Your instructions:
Write out the listing below exactly, and omit any images you find in it.

Data in this exercise:
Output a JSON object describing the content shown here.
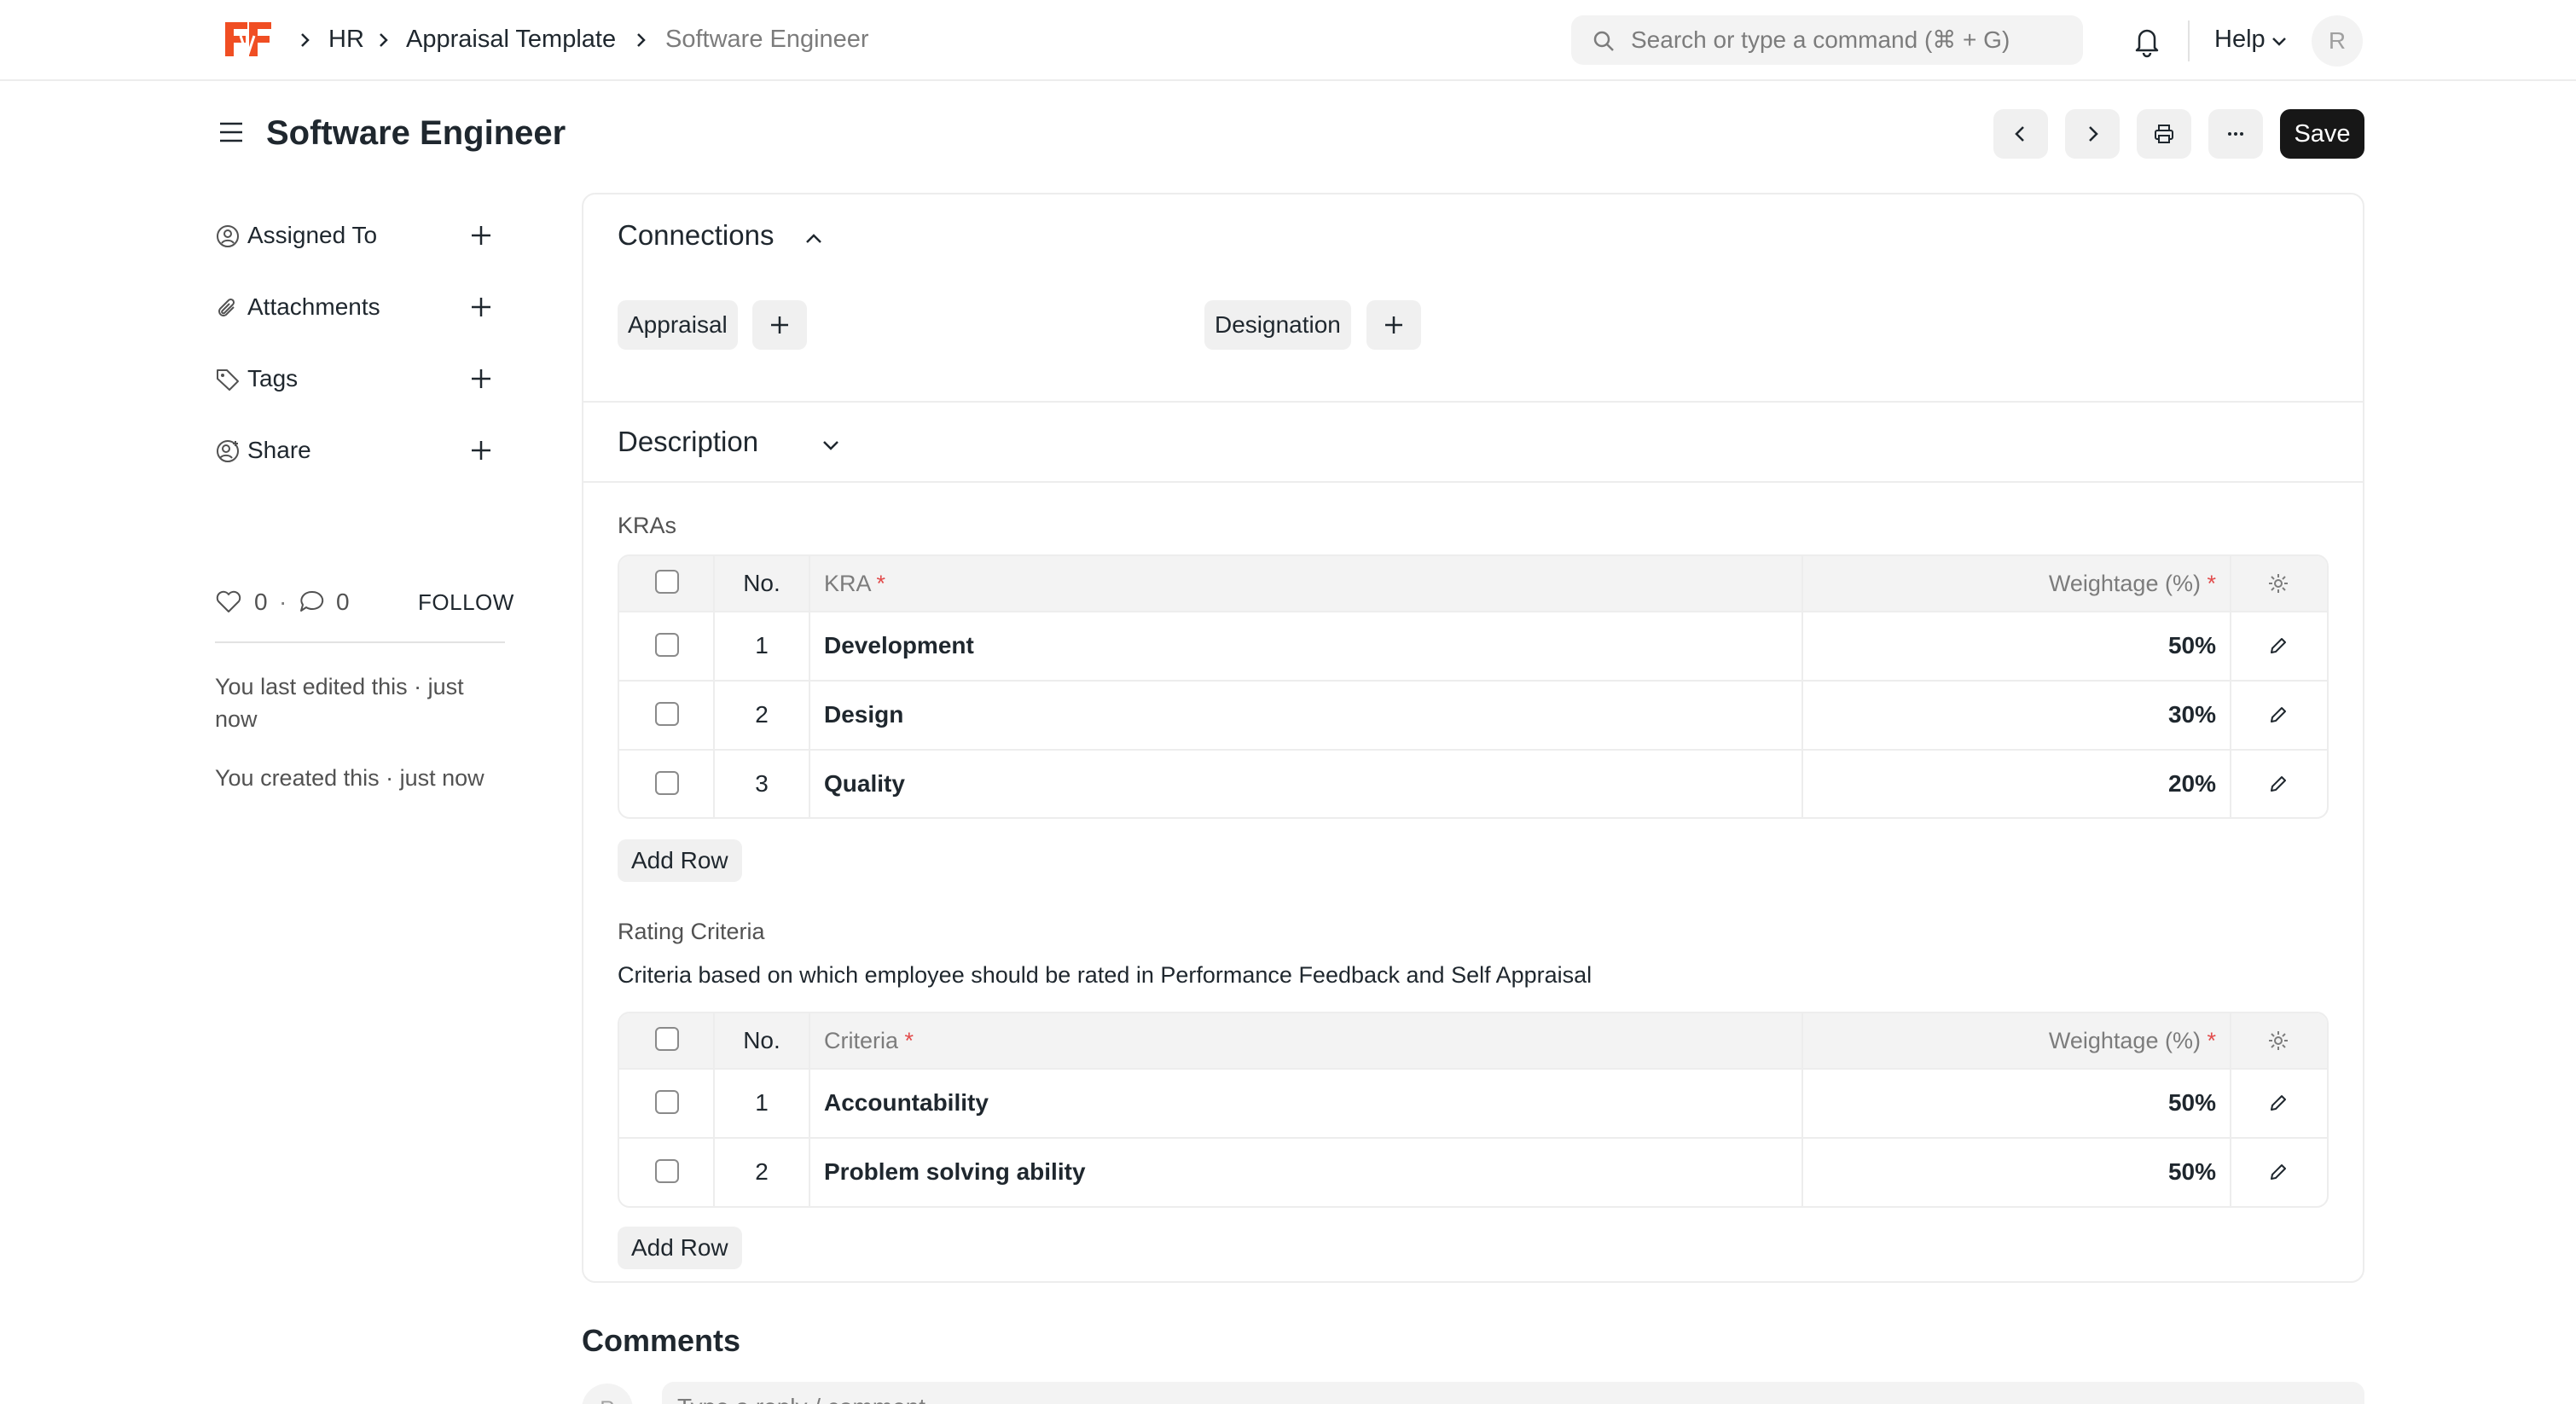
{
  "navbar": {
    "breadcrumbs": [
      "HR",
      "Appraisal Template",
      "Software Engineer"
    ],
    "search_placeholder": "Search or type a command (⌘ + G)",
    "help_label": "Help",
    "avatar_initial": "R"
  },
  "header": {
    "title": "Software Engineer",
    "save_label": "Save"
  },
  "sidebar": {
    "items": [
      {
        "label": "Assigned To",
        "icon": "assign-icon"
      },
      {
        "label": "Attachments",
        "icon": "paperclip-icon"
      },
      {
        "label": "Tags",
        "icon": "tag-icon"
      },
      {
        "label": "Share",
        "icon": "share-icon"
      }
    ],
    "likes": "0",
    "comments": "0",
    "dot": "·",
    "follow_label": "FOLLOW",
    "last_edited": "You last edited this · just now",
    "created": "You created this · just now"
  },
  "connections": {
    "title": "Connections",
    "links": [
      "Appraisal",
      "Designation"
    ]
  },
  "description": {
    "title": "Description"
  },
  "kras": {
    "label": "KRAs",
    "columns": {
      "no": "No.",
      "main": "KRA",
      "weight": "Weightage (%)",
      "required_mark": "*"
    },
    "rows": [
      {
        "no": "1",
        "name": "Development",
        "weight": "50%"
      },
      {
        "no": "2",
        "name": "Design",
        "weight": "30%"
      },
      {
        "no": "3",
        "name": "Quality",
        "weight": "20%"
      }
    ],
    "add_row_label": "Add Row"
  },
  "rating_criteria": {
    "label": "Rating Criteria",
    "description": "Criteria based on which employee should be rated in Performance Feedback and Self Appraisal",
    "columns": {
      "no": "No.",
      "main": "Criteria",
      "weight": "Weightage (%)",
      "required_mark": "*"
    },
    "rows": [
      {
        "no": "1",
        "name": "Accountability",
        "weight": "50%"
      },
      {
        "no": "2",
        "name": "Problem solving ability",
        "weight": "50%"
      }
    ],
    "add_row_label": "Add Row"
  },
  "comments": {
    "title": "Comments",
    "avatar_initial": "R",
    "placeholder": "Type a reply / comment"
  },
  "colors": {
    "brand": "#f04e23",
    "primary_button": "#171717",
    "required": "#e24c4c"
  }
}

Answer to the exercise:
Output a JSON object describing the content shown here.
{
  "navbar": {
    "breadcrumbs": [
      "HR",
      "Appraisal Template",
      "Software Engineer"
    ],
    "search_placeholder": "Search or type a command (⌘ + G)",
    "help_label": "Help",
    "avatar_initial": "R"
  },
  "header": {
    "title": "Software Engineer",
    "save_label": "Save"
  },
  "sidebar": {
    "items": [
      {
        "label": "Assigned To",
        "icon": "assign-icon"
      },
      {
        "label": "Attachments",
        "icon": "paperclip-icon"
      },
      {
        "label": "Tags",
        "icon": "tag-icon"
      },
      {
        "label": "Share",
        "icon": "share-icon"
      }
    ],
    "likes": "0",
    "comments": "0",
    "dot": "·",
    "follow_label": "FOLLOW",
    "last_edited": "You last edited this · just now",
    "created": "You created this · just now"
  },
  "connections": {
    "title": "Connections",
    "links": [
      "Appraisal",
      "Designation"
    ]
  },
  "description": {
    "title": "Description"
  },
  "kras": {
    "label": "KRAs",
    "columns": {
      "no": "No.",
      "main": "KRA",
      "weight": "Weightage (%)",
      "required_mark": "*"
    },
    "rows": [
      {
        "no": "1",
        "name": "Development",
        "weight": "50%"
      },
      {
        "no": "2",
        "name": "Design",
        "weight": "30%"
      },
      {
        "no": "3",
        "name": "Quality",
        "weight": "20%"
      }
    ],
    "add_row_label": "Add Row"
  },
  "rating_criteria": {
    "label": "Rating Criteria",
    "description": "Criteria based on which employee should be rated in Performance Feedback and Self Appraisal",
    "columns": {
      "no": "No.",
      "main": "Criteria",
      "weight": "Weightage (%)",
      "required_mark": "*"
    },
    "rows": [
      {
        "no": "1",
        "name": "Accountability",
        "weight": "50%"
      },
      {
        "no": "2",
        "name": "Problem solving ability",
        "weight": "50%"
      }
    ],
    "add_row_label": "Add Row"
  },
  "comments": {
    "title": "Comments",
    "avatar_initial": "R",
    "placeholder": "Type a reply / comment"
  },
  "colors": {
    "brand": "#f04e23",
    "primary_button": "#171717",
    "required": "#e24c4c"
  }
}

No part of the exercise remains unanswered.